_Task brief_: From the raspberry frangipane recipe, pull out the passage from "Preheat the oven" up to and including "to one side.", copied word for word.

_Page extract_:
Preheat the oven to 200c/400f and line a baking sheet with some baking parchment.
First make your frangipane. Beat the butter and sugar together for a few minutes until light and creamy (you can do this in a mixer or by hand). Add the egg and beat again for a minute. Add the flour, baking powder, ground almonds and almond extract and mix for 2 more minutes. Put to one side.
Place your rolled out pastry on a lightly floured surface (or just leave it on the wrapping it comes in). Cut out four small circles approx. 6.5cm in diameter and four larger circles approx. 11cm in diameter.
Place the smaller circles on the baking tray and spread a tsp of frangipane on each one, leaving a small border.
Gently mix the raspberries with the jam and cornflour. Then pile 3 raspberries on top of each pastry base. Make sure you don't go over the layer of frangipane you've just pasted on.
Top each one 1.5tsp-2tsp more frangipane, and spread it over and around the raspberries - so the raspberries aren't showing. It's a bit of a balancing act, but don't worry too much if you get a bit of the jam sticking out.

Dataset excerpts:
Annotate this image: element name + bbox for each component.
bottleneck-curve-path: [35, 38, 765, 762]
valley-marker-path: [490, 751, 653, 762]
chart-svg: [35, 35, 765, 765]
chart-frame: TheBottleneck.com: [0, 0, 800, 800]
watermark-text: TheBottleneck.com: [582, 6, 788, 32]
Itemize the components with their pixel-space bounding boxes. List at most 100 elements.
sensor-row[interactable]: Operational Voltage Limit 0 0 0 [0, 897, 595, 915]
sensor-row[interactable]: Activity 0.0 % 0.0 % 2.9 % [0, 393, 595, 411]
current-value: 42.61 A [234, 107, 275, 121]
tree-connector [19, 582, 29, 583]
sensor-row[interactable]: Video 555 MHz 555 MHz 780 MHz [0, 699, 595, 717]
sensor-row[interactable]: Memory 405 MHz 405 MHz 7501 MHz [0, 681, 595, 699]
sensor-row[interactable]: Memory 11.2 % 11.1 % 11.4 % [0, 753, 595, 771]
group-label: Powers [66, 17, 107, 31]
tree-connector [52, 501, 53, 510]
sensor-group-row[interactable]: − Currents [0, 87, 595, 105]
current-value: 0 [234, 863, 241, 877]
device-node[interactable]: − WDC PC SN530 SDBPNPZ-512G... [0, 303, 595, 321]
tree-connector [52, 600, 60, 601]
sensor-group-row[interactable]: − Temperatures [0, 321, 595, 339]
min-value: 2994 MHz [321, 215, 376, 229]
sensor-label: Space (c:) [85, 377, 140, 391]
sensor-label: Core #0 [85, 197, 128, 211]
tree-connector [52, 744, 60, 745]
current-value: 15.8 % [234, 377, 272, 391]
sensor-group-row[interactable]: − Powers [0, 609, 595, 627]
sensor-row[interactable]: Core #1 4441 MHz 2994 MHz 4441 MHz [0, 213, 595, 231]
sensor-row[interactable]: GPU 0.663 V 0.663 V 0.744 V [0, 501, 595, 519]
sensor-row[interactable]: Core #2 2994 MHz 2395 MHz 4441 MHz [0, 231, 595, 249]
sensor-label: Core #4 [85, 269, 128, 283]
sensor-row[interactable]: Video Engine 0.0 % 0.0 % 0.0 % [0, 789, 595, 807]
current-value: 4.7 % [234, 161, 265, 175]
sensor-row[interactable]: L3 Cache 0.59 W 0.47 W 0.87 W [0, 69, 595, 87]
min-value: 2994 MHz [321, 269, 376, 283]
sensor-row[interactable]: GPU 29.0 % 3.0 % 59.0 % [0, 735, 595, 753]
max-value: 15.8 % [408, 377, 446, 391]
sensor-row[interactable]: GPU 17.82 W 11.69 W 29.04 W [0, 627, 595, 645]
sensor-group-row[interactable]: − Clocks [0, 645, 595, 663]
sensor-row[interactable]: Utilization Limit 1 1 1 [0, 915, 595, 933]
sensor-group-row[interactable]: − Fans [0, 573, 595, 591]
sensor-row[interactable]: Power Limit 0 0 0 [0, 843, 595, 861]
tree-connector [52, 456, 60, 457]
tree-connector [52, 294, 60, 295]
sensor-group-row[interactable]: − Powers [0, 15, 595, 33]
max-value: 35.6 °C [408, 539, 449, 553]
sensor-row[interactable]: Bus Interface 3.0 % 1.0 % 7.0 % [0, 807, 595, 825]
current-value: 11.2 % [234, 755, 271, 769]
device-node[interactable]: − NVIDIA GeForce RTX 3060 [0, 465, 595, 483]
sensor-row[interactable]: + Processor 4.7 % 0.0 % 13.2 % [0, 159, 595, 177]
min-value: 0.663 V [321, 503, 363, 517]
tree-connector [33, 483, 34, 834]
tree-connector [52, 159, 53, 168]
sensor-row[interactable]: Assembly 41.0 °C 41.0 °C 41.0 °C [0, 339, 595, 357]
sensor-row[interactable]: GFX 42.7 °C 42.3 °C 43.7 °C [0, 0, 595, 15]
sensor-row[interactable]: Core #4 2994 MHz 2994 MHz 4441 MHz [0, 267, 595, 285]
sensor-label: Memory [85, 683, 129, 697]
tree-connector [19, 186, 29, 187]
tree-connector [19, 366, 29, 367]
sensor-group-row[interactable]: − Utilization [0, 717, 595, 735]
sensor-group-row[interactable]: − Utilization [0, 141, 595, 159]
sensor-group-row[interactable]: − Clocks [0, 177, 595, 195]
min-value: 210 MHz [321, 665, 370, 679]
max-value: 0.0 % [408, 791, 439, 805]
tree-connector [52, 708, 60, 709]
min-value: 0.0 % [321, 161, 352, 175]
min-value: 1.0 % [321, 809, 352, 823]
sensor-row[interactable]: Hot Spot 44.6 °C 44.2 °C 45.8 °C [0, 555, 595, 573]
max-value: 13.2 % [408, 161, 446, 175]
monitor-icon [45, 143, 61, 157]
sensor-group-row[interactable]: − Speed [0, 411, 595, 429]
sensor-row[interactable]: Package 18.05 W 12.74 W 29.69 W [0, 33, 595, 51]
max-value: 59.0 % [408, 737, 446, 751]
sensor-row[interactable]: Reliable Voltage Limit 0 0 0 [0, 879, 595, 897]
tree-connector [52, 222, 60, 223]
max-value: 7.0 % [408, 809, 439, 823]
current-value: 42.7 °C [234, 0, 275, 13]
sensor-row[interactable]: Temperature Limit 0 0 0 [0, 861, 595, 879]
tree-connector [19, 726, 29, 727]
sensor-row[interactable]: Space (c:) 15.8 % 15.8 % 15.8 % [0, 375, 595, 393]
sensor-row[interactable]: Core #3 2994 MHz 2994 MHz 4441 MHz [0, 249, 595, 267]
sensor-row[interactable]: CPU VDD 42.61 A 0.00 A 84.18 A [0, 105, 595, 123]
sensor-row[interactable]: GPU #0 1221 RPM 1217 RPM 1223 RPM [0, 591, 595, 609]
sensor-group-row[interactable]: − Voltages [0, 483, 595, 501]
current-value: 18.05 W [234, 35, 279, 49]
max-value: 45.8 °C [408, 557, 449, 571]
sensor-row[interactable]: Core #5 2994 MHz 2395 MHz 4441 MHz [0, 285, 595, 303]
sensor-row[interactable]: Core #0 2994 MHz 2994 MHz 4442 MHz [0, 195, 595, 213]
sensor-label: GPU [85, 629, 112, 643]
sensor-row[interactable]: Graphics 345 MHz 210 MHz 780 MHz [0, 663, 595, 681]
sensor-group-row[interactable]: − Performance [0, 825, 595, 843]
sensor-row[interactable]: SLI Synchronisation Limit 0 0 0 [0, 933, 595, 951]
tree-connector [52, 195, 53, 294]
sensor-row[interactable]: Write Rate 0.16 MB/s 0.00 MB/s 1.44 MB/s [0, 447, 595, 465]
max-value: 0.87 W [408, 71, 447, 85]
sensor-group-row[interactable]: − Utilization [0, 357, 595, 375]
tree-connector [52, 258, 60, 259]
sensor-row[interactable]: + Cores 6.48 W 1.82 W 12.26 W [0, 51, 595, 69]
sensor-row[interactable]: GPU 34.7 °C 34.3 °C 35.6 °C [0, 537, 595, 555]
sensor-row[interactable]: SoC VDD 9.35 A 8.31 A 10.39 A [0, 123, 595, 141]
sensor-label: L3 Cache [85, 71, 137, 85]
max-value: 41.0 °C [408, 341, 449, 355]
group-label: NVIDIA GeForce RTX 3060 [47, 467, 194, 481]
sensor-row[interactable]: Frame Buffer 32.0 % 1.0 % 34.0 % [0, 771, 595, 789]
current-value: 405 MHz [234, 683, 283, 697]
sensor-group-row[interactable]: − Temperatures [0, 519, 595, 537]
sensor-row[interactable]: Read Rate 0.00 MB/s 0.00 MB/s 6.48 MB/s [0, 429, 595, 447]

_Response to this task_:
Preheat the oven to 200c/400f and line a baking sheet with some baking parchment.
First make your frangipane. Beat the butter and sugar together for a few minutes until light and creamy (you can do this in a mixer or by hand). Add the egg and beat again for a minute. Add the flour, baking powder, ground almonds and almond extract and mix for 2 more minutes. Put to one side.